**TEXT SEGMENT**
Saturday, February 10, 2007





Gravenhurst in Winter’s Embrace

It’s one of those damp-cold days you hear oldtimers talk about, a seeping-in hurt that penetrates your bones. I’m told it differentiates us in climate from the Arctic, where it is a drier less invasive bitterness. All I know is that this latest trip out with our dog Bosko was damn cold, and my fingers are still numb. I’m kind of fumbling at the keyboard as I can’t feel any sensation in my fingertips. On my errands today I’ve already been cold, hot, chilled to the bone, too, too hot, even colder with ice forming in my beard. Now I’m feeling winter-saturated sitting at this computer keyboard. A Muskoka winter has always meant curious extremes and this year has been no exception.
A few weeks ago most people had given up on the normal fare of a Canadian winter striking us here in the hinterland. While I do appreciate the effects of global warming, I knew this was just a weather anomaly and a green period of extended autumn I’d seen before. As is usually the case, a Muskoka winter is can unleash severe conditions, whether it is short or longer is the subject of debate. A shorter winter can be brutal versus winter that arrives in ice late in November, and remains moderate until the first weeks of April. These have tended to be fewer in the last half of my lifetime than shorter, with profoundly harsh shorter-term winters. Even after only several weeks of what I would call tough winter weather, most around here have forgotten the dry spell at Christmas, and the growing grass of early January. As a number of sage individuals, with considerable credentials in winter survival used to tell me, a late winter is always more dramatic when it finally arrives than the long drawn out affair that commences shortly after Hallowe’en.
With numerous business interests between our home here in Gravenhurst and Bracebridge, I am in and out of vehicles for a good portion of the day. I get to see a lot of Muskoka nature on the drive in between the two centres, and on many occasions I can’t resist a stop at Muskoka Beach, to admire the snowfield and colorful fish huts sculpted into the drifts on Lake Muskoka. There are many places along the daily trail that I find amazingly beautiful this time of year particularly, including the cathedral maples further up the Beach Road, a short distance from the intersection with the narrow lane that connects to the Stephen’s Bay Road, and eventually the Muskoka River. The scene is tranquilizing all seasons of the year, but in February it is quite enchanting, the boughs laden low overhead by newly fallen snow, the cathedral effect quite impressive.
I might argue with my wife Suzanne that it is a great hardship having all this running around to do, but truth be known, I can hardly call these sightseeing ventures “work,” by traditional definition. I arrive back home with many new observations that are soon to wind up in columns like these, some for publications in Southern Ontario where readers seem eager to know Muskoka’s seasonal happenings. In the summer season, Suzanne and I stop frequently to snatch some “actuality,” having a picnic while watching a windswept meadow flower-forth in afternoon sunglow. It’s a little chilly for dawdling this time of the year but an experience I wouldn’t sacrifice by reducing travel miles and opportunity. I have watched storms thundering across the farm fields in early summer, and been ecstatic to come upon wild turkeys grazing on the hillsides during the chilled mornings of late August. I’ve had the pleasure of chasing rainbows to their end in early September, and been thrilled to see the painted leaves of mid-autumn. So far this winter, I’ve driven through snowstorms and freezing rain, coming upon an almost concealed roadway at times, and then as suddenly and profoundly as the blizzard roared across my path, be amazed at the other end to find a tranquil sunlit scene as if a world apart. I have driven on evenings illuminated by a full moon, and been impressed beyond words, to find the country farmstead bathed in milky white from horizon to horizon, the grey plume of smoke from the chimney rising straight toward heaven. I have seen the snow covered cedars being shaken clear by the wind, and felt comfort watching the sunrise engage the crystal ice of the winter forest.
It’s true, of course, that I will find any excuse to explore this amazing District I call home. For work or pleasure, it’s always an experience, in this pleasant and invigorating embrace of nature; snowing but calm this very moment, as I prepare for the next road-trip to somewhere down the road.
Thanks for taking the time to read this blog submission. More travels to come.

**TASK TO COMPLETE**
Condense the paragraph above that begins "With numerous business interests" into a short bulleted list of its main facts, drawn from the piece on a Muskoka winter.

**SUPPLIED INFORMATION**

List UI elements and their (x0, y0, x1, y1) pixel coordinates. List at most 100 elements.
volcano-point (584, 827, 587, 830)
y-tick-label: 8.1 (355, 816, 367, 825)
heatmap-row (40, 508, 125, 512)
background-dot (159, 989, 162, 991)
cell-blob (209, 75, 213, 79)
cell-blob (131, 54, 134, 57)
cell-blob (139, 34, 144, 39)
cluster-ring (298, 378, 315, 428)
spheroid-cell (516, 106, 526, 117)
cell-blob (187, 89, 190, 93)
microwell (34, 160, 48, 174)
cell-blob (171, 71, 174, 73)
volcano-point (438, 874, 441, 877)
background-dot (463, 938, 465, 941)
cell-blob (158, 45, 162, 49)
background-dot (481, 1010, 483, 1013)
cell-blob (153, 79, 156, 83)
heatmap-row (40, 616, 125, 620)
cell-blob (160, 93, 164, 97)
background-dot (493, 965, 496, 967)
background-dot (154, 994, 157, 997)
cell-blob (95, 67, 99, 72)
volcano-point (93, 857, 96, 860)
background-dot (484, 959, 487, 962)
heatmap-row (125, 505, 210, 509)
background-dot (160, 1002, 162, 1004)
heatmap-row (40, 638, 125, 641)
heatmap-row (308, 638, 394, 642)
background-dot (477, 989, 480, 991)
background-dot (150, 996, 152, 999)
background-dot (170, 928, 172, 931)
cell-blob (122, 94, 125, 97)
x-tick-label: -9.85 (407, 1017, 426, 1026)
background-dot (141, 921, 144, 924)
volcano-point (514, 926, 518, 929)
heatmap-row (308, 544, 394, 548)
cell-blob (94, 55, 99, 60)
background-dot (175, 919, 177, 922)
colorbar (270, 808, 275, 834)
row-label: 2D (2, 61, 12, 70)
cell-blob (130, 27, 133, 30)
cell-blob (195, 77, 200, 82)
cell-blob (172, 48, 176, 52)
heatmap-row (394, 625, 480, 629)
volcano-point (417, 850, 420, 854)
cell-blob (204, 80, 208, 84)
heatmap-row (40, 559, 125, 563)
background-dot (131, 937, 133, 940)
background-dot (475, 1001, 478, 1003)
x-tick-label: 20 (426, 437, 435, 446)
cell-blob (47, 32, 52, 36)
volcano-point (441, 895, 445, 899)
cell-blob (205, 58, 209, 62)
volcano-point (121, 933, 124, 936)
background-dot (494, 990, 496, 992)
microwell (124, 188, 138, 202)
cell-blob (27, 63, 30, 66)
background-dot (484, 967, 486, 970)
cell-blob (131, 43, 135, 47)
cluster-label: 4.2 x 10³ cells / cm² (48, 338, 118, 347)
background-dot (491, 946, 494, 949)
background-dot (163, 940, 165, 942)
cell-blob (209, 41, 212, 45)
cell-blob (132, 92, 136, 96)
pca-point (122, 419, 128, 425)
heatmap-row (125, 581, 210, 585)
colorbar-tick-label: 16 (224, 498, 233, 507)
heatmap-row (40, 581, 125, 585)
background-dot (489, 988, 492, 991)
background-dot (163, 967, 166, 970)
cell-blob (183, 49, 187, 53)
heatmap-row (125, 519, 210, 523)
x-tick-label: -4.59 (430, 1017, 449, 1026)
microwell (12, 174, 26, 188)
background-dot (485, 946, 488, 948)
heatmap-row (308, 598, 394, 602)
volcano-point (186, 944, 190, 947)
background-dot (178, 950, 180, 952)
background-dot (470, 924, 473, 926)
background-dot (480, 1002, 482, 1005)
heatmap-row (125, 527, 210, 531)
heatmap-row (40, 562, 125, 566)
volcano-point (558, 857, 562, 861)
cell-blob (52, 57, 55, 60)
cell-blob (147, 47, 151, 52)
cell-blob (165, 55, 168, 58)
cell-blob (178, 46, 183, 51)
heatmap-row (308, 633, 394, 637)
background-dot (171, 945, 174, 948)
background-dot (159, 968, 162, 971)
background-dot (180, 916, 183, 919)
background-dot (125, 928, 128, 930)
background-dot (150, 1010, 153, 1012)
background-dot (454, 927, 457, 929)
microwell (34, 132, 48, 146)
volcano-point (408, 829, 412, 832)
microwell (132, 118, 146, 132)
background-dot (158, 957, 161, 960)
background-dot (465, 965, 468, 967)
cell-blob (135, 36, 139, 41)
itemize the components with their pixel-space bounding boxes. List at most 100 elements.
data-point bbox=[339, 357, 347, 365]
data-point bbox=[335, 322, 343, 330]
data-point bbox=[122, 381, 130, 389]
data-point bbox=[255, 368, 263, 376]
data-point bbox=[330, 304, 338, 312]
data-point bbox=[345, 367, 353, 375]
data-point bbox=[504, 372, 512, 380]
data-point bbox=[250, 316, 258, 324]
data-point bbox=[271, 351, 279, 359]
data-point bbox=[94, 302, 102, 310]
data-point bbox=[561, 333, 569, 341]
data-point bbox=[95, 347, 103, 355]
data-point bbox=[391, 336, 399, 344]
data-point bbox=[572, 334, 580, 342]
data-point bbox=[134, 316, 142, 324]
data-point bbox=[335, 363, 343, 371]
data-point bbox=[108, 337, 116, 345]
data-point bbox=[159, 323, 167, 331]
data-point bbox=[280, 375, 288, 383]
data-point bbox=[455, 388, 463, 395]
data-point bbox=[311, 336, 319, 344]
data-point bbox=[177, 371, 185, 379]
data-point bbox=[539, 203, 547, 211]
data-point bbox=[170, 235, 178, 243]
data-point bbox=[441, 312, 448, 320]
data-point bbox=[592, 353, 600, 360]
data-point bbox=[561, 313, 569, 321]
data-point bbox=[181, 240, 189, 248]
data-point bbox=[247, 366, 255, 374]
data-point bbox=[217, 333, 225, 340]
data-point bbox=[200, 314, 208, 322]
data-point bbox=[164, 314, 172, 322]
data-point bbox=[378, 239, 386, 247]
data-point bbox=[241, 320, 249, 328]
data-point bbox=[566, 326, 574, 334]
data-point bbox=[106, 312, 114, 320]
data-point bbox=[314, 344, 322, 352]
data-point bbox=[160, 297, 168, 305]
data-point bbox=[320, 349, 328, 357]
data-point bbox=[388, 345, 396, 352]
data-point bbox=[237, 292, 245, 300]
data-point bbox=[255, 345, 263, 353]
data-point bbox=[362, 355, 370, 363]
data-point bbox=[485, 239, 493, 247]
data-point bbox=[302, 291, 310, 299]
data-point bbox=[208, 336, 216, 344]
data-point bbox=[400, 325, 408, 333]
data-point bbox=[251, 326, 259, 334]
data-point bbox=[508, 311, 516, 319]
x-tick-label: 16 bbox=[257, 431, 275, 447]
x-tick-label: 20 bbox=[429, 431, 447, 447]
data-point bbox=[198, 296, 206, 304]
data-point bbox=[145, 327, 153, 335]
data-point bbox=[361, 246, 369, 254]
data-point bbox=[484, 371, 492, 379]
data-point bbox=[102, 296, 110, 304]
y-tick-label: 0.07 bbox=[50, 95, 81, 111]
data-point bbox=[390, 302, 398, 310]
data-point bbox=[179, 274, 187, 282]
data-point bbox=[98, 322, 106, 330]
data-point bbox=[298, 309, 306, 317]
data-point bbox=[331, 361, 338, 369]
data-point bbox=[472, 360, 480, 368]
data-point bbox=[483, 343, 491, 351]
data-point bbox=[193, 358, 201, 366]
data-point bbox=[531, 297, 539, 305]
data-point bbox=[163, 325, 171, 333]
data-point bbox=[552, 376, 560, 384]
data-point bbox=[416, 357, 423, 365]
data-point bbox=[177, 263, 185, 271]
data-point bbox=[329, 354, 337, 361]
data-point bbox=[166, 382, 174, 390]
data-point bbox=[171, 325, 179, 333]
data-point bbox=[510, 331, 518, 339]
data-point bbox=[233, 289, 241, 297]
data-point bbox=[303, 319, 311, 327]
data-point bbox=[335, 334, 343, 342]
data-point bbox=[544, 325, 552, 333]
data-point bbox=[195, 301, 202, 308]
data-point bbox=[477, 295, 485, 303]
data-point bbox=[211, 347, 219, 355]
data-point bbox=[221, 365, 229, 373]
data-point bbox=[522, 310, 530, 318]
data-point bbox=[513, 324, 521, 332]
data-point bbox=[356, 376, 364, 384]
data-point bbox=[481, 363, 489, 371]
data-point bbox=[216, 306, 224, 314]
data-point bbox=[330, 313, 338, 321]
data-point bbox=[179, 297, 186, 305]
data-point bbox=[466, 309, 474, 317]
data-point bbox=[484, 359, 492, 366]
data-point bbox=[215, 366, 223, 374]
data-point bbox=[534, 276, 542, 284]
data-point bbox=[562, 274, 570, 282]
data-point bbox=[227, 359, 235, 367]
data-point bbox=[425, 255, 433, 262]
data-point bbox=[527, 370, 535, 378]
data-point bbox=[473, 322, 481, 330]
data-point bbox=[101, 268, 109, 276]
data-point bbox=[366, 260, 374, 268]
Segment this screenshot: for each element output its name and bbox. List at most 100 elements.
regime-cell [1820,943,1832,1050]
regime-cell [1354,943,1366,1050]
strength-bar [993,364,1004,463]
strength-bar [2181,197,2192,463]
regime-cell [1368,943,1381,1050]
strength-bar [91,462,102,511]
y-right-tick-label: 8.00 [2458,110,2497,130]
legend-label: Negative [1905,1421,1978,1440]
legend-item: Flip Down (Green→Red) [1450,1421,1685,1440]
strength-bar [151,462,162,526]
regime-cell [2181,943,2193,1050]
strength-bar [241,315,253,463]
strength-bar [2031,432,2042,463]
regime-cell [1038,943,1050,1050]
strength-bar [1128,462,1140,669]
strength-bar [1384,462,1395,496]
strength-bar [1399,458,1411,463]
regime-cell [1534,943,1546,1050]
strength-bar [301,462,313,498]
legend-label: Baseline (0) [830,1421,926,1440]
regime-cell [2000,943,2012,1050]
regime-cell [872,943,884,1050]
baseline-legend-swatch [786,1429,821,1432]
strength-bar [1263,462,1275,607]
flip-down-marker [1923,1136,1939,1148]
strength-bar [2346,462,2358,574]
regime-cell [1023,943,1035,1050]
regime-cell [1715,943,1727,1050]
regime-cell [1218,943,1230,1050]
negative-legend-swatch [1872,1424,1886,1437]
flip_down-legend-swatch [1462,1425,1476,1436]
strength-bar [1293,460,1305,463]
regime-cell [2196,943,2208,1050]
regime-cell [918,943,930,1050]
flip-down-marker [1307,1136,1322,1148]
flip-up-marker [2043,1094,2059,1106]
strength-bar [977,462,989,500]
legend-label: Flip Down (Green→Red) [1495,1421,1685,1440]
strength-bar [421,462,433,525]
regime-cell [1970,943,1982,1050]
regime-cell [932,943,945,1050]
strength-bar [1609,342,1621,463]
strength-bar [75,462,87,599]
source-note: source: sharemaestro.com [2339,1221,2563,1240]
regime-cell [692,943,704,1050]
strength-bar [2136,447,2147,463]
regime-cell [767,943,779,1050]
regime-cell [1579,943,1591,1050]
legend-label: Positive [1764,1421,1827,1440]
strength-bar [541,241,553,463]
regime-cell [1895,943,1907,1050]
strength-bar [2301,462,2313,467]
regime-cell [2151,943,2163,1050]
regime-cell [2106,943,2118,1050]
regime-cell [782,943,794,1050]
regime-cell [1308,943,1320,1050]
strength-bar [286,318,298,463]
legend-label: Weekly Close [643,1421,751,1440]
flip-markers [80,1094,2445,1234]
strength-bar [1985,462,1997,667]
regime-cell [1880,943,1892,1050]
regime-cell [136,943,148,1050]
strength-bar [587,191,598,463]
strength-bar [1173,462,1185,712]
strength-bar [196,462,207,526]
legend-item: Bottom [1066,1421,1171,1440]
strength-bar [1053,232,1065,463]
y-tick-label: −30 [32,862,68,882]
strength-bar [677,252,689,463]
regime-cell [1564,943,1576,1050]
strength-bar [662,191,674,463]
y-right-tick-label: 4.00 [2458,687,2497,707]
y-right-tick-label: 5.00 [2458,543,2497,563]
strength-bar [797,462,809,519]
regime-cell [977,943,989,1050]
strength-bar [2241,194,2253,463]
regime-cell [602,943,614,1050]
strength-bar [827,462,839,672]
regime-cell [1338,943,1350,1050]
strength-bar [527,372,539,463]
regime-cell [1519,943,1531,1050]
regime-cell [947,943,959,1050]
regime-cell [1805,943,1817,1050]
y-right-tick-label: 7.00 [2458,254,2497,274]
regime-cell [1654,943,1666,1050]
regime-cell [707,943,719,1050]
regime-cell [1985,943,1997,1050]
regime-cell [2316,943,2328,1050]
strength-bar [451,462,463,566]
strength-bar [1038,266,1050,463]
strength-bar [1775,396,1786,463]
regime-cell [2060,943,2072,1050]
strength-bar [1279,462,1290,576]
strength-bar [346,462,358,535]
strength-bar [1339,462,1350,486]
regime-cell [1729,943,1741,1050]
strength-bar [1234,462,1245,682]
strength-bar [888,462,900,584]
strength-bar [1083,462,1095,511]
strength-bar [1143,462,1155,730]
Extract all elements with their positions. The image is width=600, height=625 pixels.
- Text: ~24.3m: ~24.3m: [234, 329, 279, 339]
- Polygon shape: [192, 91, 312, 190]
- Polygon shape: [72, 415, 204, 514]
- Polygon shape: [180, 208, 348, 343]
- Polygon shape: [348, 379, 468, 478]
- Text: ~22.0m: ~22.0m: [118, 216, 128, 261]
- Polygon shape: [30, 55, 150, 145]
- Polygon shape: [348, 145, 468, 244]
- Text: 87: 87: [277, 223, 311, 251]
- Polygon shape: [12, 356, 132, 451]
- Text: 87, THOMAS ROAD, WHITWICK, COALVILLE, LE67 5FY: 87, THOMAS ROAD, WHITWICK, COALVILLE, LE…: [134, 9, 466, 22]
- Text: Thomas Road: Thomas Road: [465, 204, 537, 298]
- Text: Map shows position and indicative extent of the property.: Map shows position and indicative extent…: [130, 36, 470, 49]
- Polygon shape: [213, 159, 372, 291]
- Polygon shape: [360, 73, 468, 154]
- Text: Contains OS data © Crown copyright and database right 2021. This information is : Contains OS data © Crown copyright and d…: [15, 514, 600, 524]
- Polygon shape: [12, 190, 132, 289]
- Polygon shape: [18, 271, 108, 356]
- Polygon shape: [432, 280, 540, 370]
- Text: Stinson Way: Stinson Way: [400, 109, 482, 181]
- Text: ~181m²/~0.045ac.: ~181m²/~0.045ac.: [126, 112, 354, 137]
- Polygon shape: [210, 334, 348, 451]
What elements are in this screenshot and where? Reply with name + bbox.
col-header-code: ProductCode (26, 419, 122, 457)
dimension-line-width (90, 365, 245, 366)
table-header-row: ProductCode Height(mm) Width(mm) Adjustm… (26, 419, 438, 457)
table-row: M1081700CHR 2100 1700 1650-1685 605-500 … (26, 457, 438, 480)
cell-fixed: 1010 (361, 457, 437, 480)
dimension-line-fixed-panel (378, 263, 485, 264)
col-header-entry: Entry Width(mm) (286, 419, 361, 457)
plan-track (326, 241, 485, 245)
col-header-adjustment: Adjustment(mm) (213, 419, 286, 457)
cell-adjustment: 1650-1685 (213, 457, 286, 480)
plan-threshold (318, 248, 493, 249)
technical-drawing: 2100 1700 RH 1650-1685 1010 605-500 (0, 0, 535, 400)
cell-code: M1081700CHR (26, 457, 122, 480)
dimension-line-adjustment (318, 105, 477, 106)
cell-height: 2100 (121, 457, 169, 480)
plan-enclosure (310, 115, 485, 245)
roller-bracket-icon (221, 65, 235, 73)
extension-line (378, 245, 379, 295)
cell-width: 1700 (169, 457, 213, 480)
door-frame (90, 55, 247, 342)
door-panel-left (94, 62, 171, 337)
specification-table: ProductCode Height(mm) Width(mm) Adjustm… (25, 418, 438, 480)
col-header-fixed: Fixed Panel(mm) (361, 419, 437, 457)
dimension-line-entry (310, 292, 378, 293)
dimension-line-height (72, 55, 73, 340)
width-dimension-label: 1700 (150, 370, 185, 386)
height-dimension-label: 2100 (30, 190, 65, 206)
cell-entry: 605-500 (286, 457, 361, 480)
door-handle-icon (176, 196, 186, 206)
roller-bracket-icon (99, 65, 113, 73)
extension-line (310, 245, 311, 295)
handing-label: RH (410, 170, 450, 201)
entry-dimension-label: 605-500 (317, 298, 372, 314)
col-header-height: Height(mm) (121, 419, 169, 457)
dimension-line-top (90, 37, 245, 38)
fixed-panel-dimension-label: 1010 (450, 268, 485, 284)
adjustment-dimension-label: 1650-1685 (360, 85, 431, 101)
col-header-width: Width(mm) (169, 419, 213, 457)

**RESULT FOR THIS TASK**
- Business interests between home in Gravenhurst and Bracebridge keep the writer getting in and out of vehicles for much of the day.
- The drive between the two centers shows a lot of Muskoka nature.
- The writer often stops at Muskoka Beach to admire the snowfield and the colorful fish huts in the drifts on Lake Muskoka.
- Another favorite spot is the cathedral maples farther up the Beach Road. They stand near the intersection with the narrow lane that connects to Stephen's Bay Road and eventually the Muskoka River.
- That scene is calming in every season but enchanting in February, when newly fallen snow weighs the boughs down low overhead.